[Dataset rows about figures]
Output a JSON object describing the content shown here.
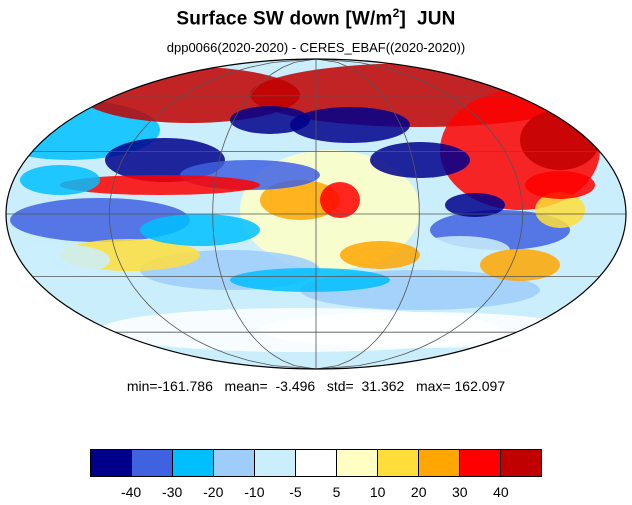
{
  "title": {
    "main": "Surface SW down [W/m",
    "sup": "2",
    "close": "]",
    "month": "JUN"
  },
  "subtitle": "dpp0066(2020-2020) - CERES_EBAF((2020-2020))",
  "stats": {
    "text": "min=-161.786   mean=  -3.496   std=  31.362   max= 162.097"
  },
  "colorbar": {
    "colors": [
      "#00008b",
      "#3f62e0",
      "#00bfff",
      "#9fcdfa",
      "#cbeefc",
      "#ffffff",
      "#ffffc4",
      "#ffde3c",
      "#ffa600",
      "#ff0000",
      "#c10000"
    ],
    "tick_labels": [
      "-40",
      "-30",
      "-20",
      "-10",
      "-5",
      "5",
      "10",
      "20",
      "30",
      "40"
    ]
  },
  "map": {
    "projection": "Mollweide"
  }
}
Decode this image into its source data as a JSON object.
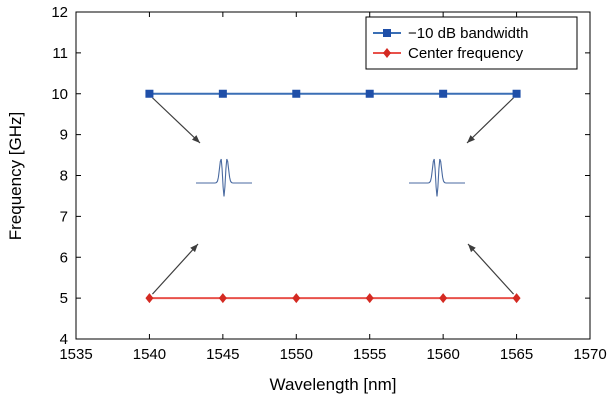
{
  "chart_data": {
    "type": "line",
    "title": "",
    "xlabel": "Wavelength [nm]",
    "ylabel": "Frequency [GHz]",
    "xlim": [
      1535,
      1570
    ],
    "ylim": [
      4,
      12
    ],
    "xticks": [
      1535,
      1540,
      1545,
      1550,
      1555,
      1560,
      1565,
      1570
    ],
    "yticks": [
      4,
      5,
      6,
      7,
      8,
      9,
      10,
      11,
      12
    ],
    "grid": false,
    "legend_position": "top-right",
    "x": [
      1540,
      1545,
      1550,
      1555,
      1560,
      1565
    ],
    "series": [
      {
        "name": "−10 dB bandwidth",
        "values": [
          10,
          10,
          10,
          10,
          10,
          10
        ],
        "color": "#3a6fb5",
        "marker_color": "#1f4fa8",
        "marker": "square"
      },
      {
        "name": "Center frequency",
        "values": [
          5,
          5,
          5,
          5,
          5,
          5
        ],
        "color": "#e8514a",
        "marker_color": "#d42a22",
        "marker": "diamond"
      }
    ],
    "annotations": {
      "arrow_color": "#3d3d3d",
      "inset_color": "#4a6aa0",
      "insets": [
        "left-response-inset",
        "right-response-inset"
      ]
    }
  }
}
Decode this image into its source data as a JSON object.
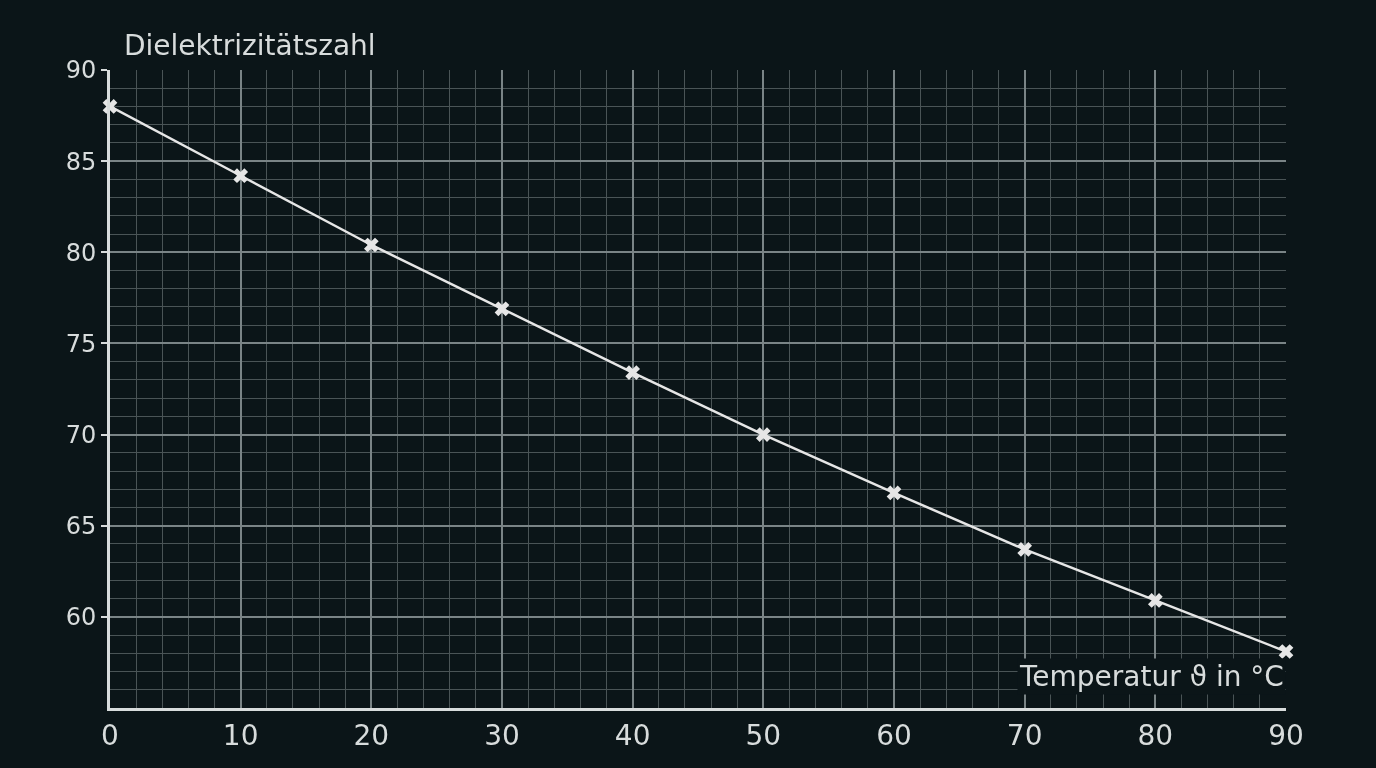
{
  "chart_data": {
    "type": "line",
    "xlabel": "Temperatur ϑ in °C",
    "ylabel": "Dielektrizitätszahl",
    "x": [
      0,
      10,
      20,
      30,
      40,
      50,
      60,
      70,
      80,
      90
    ],
    "series": [
      {
        "color": "#e6e6e6",
        "values": [
          88.0,
          84.2,
          80.4,
          76.9,
          73.4,
          70.0,
          66.8,
          63.7,
          60.9,
          58.1
        ]
      }
    ],
    "xlim": [
      0,
      90
    ],
    "ylim": [
      55,
      90
    ],
    "xticks": [
      0,
      10,
      20,
      30,
      40,
      50,
      60,
      70,
      80,
      90
    ],
    "yticks": [
      60,
      65,
      70,
      75,
      80,
      85,
      90
    ],
    "grid": true,
    "marker": "cross",
    "line_style": "solid"
  }
}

What you should do:
Out of the material above, select every line that holds the string "right".

Output below:
    "legend_position": "top-right",
        "right-response-inset"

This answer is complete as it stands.